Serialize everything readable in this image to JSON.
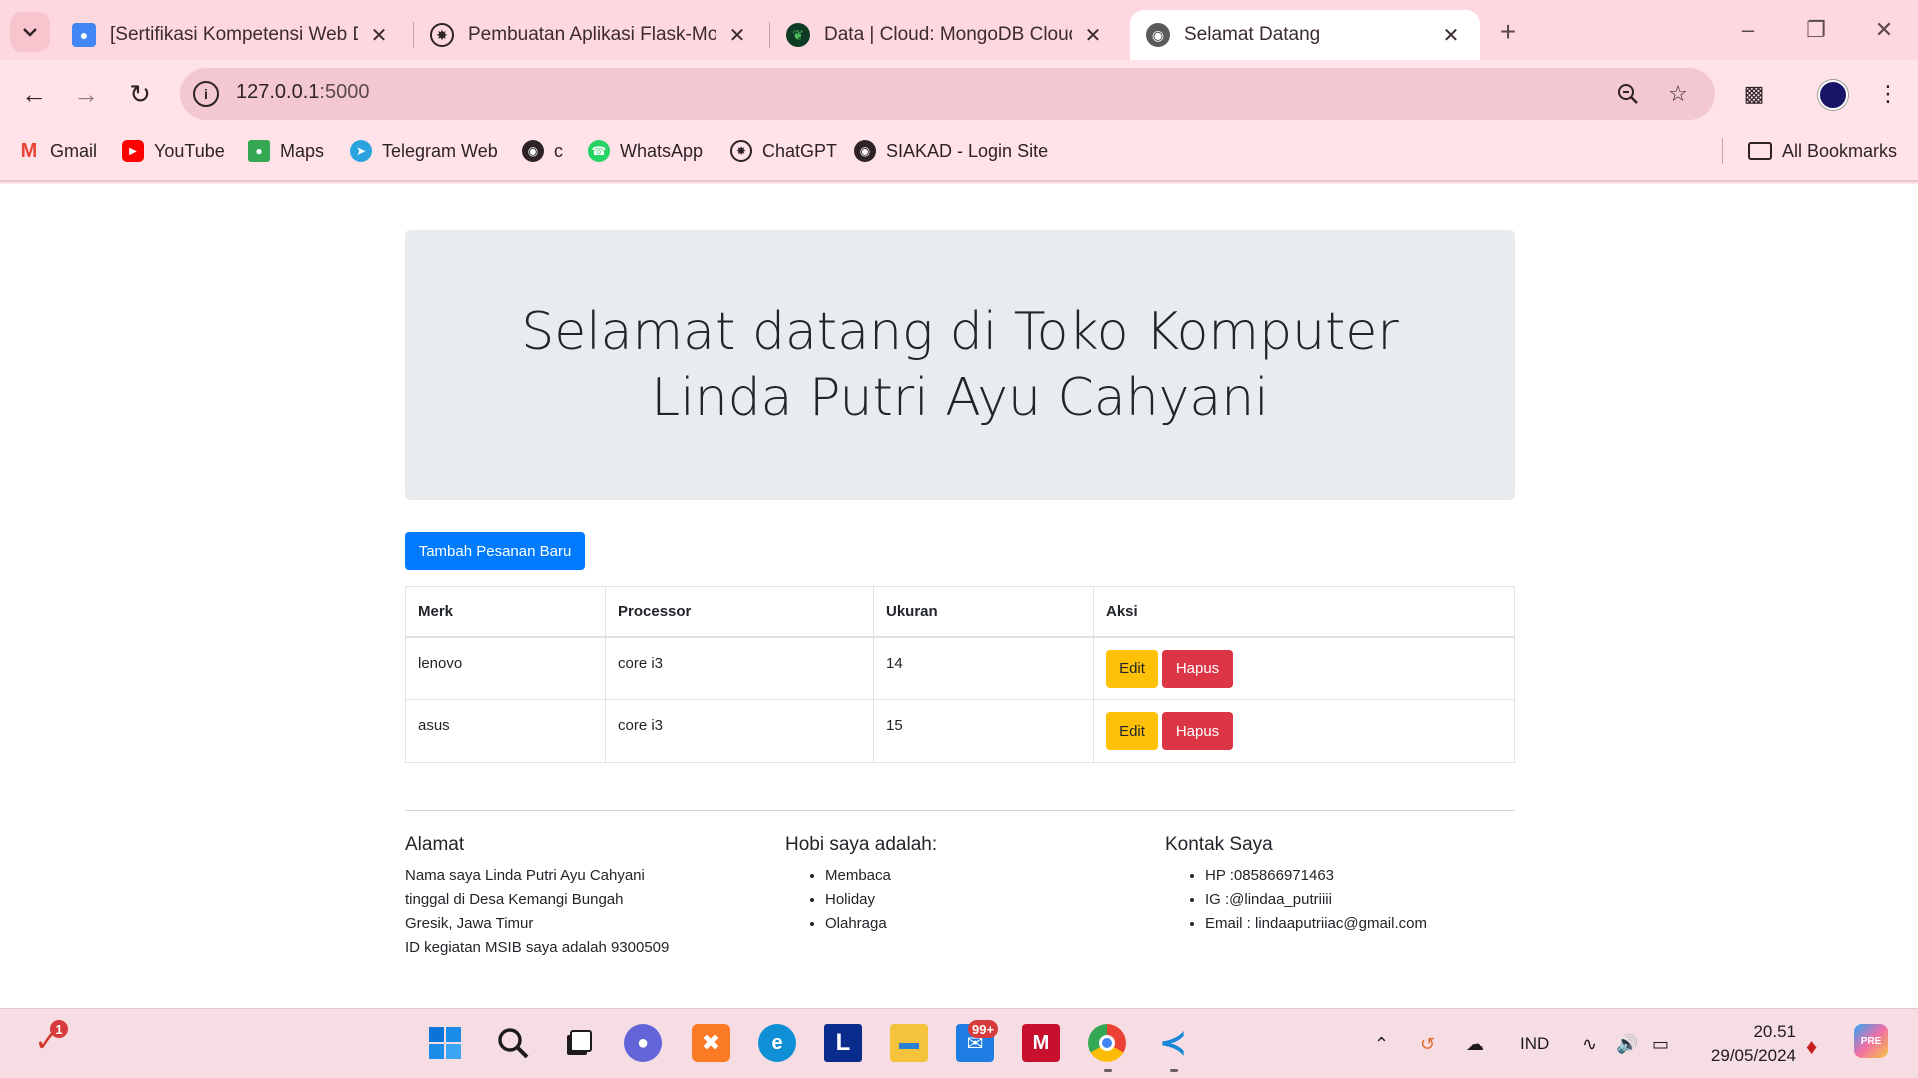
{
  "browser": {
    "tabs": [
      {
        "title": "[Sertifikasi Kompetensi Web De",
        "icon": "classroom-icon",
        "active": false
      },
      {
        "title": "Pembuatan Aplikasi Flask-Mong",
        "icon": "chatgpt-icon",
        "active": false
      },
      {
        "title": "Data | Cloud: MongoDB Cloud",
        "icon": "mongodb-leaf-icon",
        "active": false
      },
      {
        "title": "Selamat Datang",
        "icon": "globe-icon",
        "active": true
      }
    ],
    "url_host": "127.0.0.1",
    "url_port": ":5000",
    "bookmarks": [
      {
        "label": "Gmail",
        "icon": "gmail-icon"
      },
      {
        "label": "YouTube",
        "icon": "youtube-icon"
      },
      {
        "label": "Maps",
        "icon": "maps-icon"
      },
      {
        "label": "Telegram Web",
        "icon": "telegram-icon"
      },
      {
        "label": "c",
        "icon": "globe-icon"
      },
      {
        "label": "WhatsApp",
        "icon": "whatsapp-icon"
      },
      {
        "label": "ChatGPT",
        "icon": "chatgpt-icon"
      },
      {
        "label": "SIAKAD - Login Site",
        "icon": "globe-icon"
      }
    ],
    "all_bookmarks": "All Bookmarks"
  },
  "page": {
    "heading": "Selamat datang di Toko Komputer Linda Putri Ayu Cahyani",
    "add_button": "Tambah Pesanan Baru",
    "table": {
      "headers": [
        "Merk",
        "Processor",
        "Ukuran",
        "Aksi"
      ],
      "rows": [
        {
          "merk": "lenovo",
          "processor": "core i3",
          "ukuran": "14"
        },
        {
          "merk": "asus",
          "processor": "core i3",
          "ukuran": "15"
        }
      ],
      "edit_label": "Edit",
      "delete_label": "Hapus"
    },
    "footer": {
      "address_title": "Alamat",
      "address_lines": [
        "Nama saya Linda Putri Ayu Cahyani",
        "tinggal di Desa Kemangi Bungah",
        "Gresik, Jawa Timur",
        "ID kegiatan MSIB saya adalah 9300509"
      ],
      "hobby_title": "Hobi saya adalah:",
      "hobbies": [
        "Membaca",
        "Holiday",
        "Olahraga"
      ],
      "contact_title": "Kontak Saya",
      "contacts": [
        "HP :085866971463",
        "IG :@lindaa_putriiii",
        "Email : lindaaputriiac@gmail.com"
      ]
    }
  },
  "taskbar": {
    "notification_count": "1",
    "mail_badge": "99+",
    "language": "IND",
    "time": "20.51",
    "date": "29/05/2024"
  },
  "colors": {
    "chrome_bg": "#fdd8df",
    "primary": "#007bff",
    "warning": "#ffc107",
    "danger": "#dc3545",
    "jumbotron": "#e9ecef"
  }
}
◆ ◆ ◆ ◆ ◆ ◆ ◆
*Problem description*
Quote the material exactly. Pictures stay out.

*Output of the task*
Serialize everything readable in this image to JSON.
{
  "browser": {
    "tabs": [
      {
        "title": "[Sertifikasi Kompetensi Web De",
        "icon": "classroom-icon",
        "active": false
      },
      {
        "title": "Pembuatan Aplikasi Flask-Mong",
        "icon": "chatgpt-icon",
        "active": false
      },
      {
        "title": "Data | Cloud: MongoDB Cloud",
        "icon": "mongodb-leaf-icon",
        "active": false
      },
      {
        "title": "Selamat Datang",
        "icon": "globe-icon",
        "active": true
      }
    ],
    "url_host": "127.0.0.1",
    "url_port": ":5000",
    "bookmarks": [
      {
        "label": "Gmail",
        "icon": "gmail-icon"
      },
      {
        "label": "YouTube",
        "icon": "youtube-icon"
      },
      {
        "label": "Maps",
        "icon": "maps-icon"
      },
      {
        "label": "Telegram Web",
        "icon": "telegram-icon"
      },
      {
        "label": "c",
        "icon": "globe-icon"
      },
      {
        "label": "WhatsApp",
        "icon": "whatsapp-icon"
      },
      {
        "label": "ChatGPT",
        "icon": "chatgpt-icon"
      },
      {
        "label": "SIAKAD - Login Site",
        "icon": "globe-icon"
      }
    ],
    "all_bookmarks": "All Bookmarks"
  },
  "page": {
    "heading": "Selamat datang di Toko Komputer Linda Putri Ayu Cahyani",
    "add_button": "Tambah Pesanan Baru",
    "table": {
      "headers": [
        "Merk",
        "Processor",
        "Ukuran",
        "Aksi"
      ],
      "rows": [
        {
          "merk": "lenovo",
          "processor": "core i3",
          "ukuran": "14"
        },
        {
          "merk": "asus",
          "processor": "core i3",
          "ukuran": "15"
        }
      ],
      "edit_label": "Edit",
      "delete_label": "Hapus"
    },
    "footer": {
      "address_title": "Alamat",
      "address_lines": [
        "Nama saya Linda Putri Ayu Cahyani",
        "tinggal di Desa Kemangi Bungah",
        "Gresik, Jawa Timur",
        "ID kegiatan MSIB saya adalah 9300509"
      ],
      "hobby_title": "Hobi saya adalah:",
      "hobbies": [
        "Membaca",
        "Holiday",
        "Olahraga"
      ],
      "contact_title": "Kontak Saya",
      "contacts": [
        "HP :085866971463",
        "IG :@lindaa_putriiii",
        "Email : lindaaputriiac@gmail.com"
      ]
    }
  },
  "taskbar": {
    "notification_count": "1",
    "mail_badge": "99+",
    "language": "IND",
    "time": "20.51",
    "date": "29/05/2024"
  },
  "colors": {
    "chrome_bg": "#fdd8df",
    "primary": "#007bff",
    "warning": "#ffc107",
    "danger": "#dc3545",
    "jumbotron": "#e9ecef"
  }
}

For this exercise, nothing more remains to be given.